▶ Given entries
■ ■ ■ ■
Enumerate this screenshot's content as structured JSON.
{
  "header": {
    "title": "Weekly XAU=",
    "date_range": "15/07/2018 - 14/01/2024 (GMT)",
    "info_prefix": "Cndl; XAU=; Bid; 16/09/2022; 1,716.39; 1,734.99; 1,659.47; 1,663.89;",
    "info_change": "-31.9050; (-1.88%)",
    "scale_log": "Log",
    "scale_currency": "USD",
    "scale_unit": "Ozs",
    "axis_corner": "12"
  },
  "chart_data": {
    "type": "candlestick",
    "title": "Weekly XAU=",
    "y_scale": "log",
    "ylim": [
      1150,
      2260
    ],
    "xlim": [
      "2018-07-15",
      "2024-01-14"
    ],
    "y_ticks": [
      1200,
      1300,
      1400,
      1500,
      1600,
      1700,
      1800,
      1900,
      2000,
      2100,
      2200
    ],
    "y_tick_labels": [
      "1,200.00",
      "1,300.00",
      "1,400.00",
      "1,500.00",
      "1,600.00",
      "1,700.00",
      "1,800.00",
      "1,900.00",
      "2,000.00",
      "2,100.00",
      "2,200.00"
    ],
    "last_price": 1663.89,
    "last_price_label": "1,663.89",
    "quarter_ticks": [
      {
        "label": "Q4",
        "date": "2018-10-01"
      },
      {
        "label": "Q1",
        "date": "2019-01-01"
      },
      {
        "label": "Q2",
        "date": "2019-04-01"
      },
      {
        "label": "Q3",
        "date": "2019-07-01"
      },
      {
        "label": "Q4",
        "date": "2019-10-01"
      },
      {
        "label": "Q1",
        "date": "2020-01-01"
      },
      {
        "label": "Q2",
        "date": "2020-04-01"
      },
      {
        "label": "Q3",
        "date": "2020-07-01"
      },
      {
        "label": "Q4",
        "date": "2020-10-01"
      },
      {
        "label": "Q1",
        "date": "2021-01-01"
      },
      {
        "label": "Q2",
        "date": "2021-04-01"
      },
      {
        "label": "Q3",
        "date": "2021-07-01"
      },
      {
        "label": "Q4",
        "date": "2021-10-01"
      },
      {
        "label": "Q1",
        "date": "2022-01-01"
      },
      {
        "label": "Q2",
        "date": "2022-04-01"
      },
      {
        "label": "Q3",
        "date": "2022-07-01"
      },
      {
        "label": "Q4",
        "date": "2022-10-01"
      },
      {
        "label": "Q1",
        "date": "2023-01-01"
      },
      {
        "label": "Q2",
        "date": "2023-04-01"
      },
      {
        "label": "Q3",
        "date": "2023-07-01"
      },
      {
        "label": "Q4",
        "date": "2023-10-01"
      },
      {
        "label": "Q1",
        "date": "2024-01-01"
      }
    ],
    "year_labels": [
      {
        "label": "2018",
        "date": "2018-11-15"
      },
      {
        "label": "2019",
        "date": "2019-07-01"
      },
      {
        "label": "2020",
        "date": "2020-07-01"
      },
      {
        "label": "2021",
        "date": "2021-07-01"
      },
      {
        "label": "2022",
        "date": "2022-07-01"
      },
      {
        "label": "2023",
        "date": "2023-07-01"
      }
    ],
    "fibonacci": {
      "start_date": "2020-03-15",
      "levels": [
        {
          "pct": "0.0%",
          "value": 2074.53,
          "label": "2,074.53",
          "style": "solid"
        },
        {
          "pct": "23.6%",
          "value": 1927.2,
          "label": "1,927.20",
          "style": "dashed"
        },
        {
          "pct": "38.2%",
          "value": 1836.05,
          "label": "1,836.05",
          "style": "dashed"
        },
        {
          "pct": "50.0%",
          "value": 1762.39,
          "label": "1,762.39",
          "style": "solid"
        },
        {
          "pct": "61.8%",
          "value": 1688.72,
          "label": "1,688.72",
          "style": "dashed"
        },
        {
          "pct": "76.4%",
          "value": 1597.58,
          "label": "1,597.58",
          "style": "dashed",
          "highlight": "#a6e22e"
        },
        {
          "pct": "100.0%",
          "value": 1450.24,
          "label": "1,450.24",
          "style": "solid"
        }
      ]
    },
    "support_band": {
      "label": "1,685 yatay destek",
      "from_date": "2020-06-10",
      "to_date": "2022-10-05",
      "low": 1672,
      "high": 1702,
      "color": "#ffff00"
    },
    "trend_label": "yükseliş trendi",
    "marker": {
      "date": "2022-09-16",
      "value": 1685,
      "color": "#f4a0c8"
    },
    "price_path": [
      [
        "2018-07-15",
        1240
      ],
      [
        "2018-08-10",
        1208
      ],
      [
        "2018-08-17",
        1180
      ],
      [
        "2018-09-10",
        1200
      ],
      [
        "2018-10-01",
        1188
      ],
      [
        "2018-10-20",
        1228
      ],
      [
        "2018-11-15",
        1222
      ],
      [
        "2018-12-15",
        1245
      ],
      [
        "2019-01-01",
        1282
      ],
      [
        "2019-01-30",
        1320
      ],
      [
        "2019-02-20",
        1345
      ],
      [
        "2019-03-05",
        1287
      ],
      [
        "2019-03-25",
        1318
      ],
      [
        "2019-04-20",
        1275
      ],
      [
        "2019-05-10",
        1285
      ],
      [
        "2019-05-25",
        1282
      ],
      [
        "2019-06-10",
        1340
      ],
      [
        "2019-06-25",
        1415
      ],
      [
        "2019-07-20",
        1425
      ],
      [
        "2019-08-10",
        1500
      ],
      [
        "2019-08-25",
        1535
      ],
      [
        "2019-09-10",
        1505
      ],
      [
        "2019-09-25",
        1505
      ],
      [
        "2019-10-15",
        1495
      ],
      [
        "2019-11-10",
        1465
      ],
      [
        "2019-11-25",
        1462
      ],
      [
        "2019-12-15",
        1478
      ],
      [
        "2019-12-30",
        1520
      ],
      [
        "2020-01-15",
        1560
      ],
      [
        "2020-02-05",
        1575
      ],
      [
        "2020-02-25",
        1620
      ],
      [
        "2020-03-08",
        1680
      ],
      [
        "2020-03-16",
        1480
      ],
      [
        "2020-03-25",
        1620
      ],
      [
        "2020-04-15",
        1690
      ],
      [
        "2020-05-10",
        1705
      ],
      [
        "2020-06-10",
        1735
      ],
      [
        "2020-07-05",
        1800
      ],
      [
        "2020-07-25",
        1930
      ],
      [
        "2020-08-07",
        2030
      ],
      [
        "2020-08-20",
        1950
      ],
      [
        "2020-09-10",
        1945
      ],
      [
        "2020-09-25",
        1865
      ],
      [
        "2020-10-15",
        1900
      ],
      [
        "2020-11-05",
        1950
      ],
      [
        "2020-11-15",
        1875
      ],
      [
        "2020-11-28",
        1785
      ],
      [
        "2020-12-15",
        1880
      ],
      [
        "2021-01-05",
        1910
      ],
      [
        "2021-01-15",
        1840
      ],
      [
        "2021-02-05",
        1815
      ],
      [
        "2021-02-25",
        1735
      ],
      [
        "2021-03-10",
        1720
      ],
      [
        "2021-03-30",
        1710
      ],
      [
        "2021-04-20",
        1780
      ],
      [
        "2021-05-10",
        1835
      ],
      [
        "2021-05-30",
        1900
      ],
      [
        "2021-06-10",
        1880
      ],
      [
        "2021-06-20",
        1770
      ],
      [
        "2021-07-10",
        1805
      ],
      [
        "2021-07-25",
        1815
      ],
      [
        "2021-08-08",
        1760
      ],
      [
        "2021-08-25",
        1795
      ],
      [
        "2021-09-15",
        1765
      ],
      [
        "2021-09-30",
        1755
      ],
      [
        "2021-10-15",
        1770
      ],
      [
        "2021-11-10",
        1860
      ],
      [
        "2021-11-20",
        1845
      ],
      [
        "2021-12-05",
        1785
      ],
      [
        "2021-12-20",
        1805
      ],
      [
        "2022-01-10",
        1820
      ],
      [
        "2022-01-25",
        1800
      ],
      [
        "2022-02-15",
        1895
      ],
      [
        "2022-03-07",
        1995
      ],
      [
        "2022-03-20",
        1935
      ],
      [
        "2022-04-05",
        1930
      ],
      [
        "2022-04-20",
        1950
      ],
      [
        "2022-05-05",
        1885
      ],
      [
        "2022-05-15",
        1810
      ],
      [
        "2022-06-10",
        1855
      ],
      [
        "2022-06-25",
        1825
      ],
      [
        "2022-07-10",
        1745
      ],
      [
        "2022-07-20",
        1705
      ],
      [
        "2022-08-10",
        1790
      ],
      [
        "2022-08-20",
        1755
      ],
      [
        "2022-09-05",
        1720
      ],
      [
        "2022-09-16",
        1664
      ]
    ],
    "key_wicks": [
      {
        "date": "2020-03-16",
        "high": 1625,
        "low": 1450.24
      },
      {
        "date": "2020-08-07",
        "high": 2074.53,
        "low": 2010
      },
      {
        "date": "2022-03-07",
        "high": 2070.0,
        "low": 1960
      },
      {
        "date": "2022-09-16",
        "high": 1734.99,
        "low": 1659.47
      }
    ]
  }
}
■ ■ ■ ■
▶ Short problem
Search the lines for the string "value" and copy every line that has it.

▶ Answer to this task
          "value": 2074.53,
          "value": 1927.2,
          "value": 1836.05,
          "value": 1762.39,
          "value": 1688.72,
          "value": 1597.58,
          "value": 1450.24,
      "value": 1685,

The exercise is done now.